> _Records provided_

****************

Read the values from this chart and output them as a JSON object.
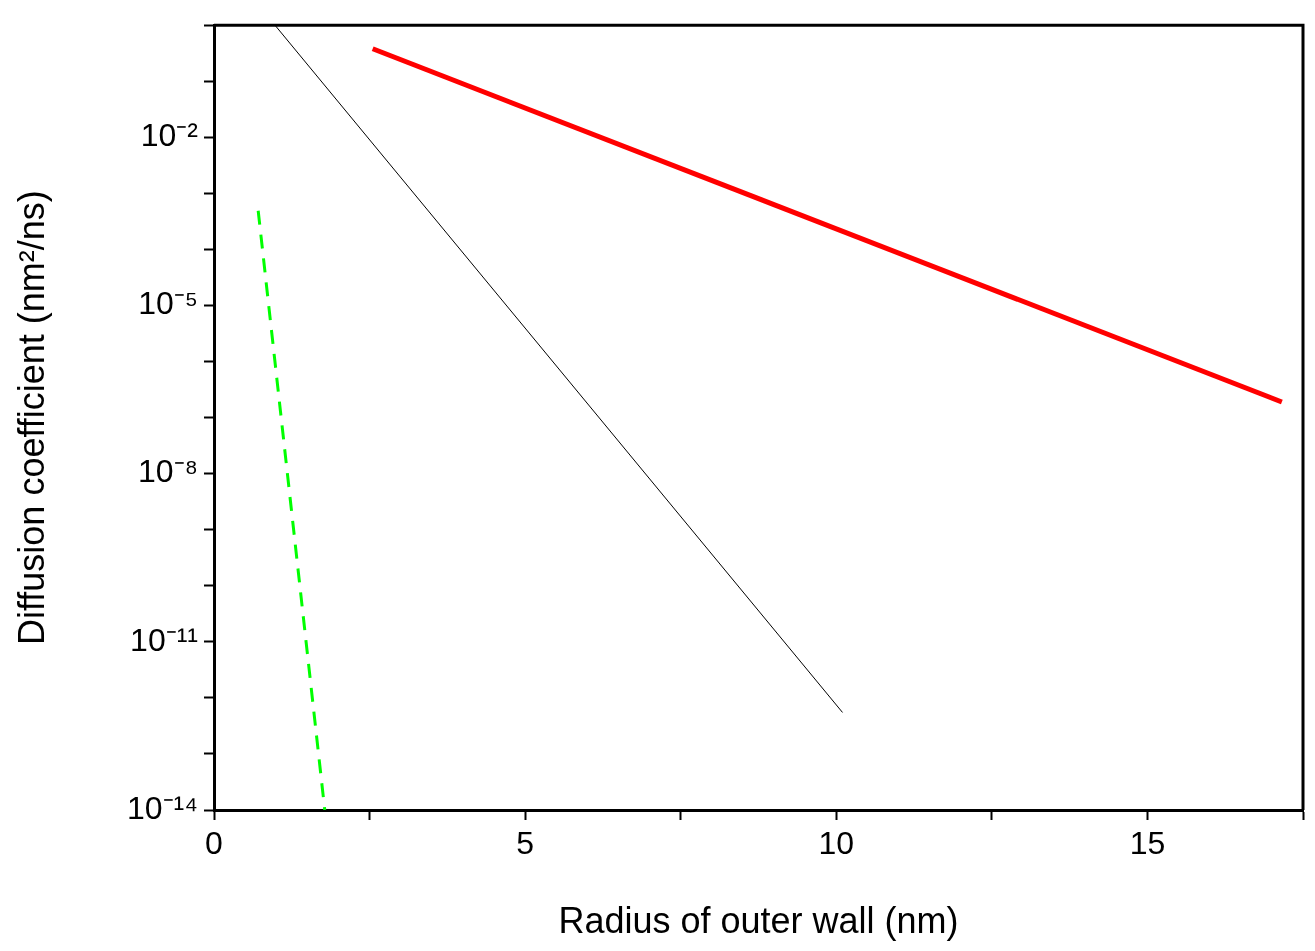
{
  "chart_data": {
    "type": "line",
    "xlabel": "Radius of outer wall (nm)",
    "ylabel": "Diffusion coefficient (nm²/ns)",
    "log": "y",
    "grid": false,
    "legend": false,
    "marker": "none",
    "xlim": [
      0,
      17.5
    ],
    "xticks": [
      0,
      {
        "value": 2.5,
        "label": null
      },
      5,
      {
        "value": 7.5,
        "label": null
      },
      10,
      {
        "value": 12.5,
        "label": null
      },
      15,
      {
        "value": 17.5,
        "label": null
      }
    ],
    "ylim": [
      1e-14,
      1
    ],
    "yticks": [
      {
        "value": 1e-14,
        "label": "10⁻¹⁴"
      },
      {
        "value": 1e-13,
        "label": null
      },
      {
        "value": 1e-12,
        "label": null
      },
      {
        "value": 1e-11,
        "label": "10⁻¹¹"
      },
      {
        "value": 1e-10,
        "label": null
      },
      {
        "value": 1e-09,
        "label": null
      },
      {
        "value": 1e-08,
        "label": "10⁻⁸"
      },
      {
        "value": 1e-07,
        "label": null
      },
      {
        "value": 1e-06,
        "label": null
      },
      {
        "value": 1e-05,
        "label": "10⁻⁵"
      },
      {
        "value": 0.0001,
        "label": null
      },
      {
        "value": 0.001,
        "label": null
      },
      {
        "value": 0.01,
        "label": "10⁻²"
      },
      {
        "value": 0.1,
        "label": null
      },
      {
        "value": 1,
        "label": null
      }
    ],
    "series": [
      {
        "color": "#ff0000",
        "x": [
          2.55,
          17.16
        ],
        "values": [
          0.38,
          1.9e-07
        ],
        "line_style": "solid"
      },
      {
        "color": "#000000",
        "x": [
          0.98,
          10.1
        ],
        "values": [
          1,
          5.5e-13
        ],
        "line_style": "solid"
      },
      {
        "color": "#00ff00",
        "x": [
          0.71,
          1.78
        ],
        "values": [
          0.00049,
          1e-14
        ],
        "line_style": "dashed"
      }
    ]
  }
}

****************

> _What you are asked to do_
Each record above must be returned exactly as written, with its pictures omitted.

> _Exercise output_
Read the values from this chart and output them as a JSON object.
{
  "chart_data": {
    "type": "line",
    "xlabel": "Radius of outer wall (nm)",
    "ylabel": "Diffusion coefficient (nm²/ns)",
    "log": "y",
    "grid": false,
    "legend": false,
    "marker": "none",
    "xlim": [
      0,
      17.5
    ],
    "xticks": [
      0,
      {
        "value": 2.5,
        "label": null
      },
      5,
      {
        "value": 7.5,
        "label": null
      },
      10,
      {
        "value": 12.5,
        "label": null
      },
      15,
      {
        "value": 17.5,
        "label": null
      }
    ],
    "ylim": [
      1e-14,
      1
    ],
    "yticks": [
      {
        "value": 1e-14,
        "label": "10⁻¹⁴"
      },
      {
        "value": 1e-13,
        "label": null
      },
      {
        "value": 1e-12,
        "label": null
      },
      {
        "value": 1e-11,
        "label": "10⁻¹¹"
      },
      {
        "value": 1e-10,
        "label": null
      },
      {
        "value": 1e-09,
        "label": null
      },
      {
        "value": 1e-08,
        "label": "10⁻⁸"
      },
      {
        "value": 1e-07,
        "label": null
      },
      {
        "value": 1e-06,
        "label": null
      },
      {
        "value": 1e-05,
        "label": "10⁻⁵"
      },
      {
        "value": 0.0001,
        "label": null
      },
      {
        "value": 0.001,
        "label": null
      },
      {
        "value": 0.01,
        "label": "10⁻²"
      },
      {
        "value": 0.1,
        "label": null
      },
      {
        "value": 1,
        "label": null
      }
    ],
    "series": [
      {
        "color": "#ff0000",
        "x": [
          2.55,
          17.16
        ],
        "values": [
          0.38,
          1.9e-07
        ],
        "line_style": "solid"
      },
      {
        "color": "#000000",
        "x": [
          0.98,
          10.1
        ],
        "values": [
          1,
          5.5e-13
        ],
        "line_style": "solid"
      },
      {
        "color": "#00ff00",
        "x": [
          0.71,
          1.78
        ],
        "values": [
          0.00049,
          1e-14
        ],
        "line_style": "dashed"
      }
    ]
  }
}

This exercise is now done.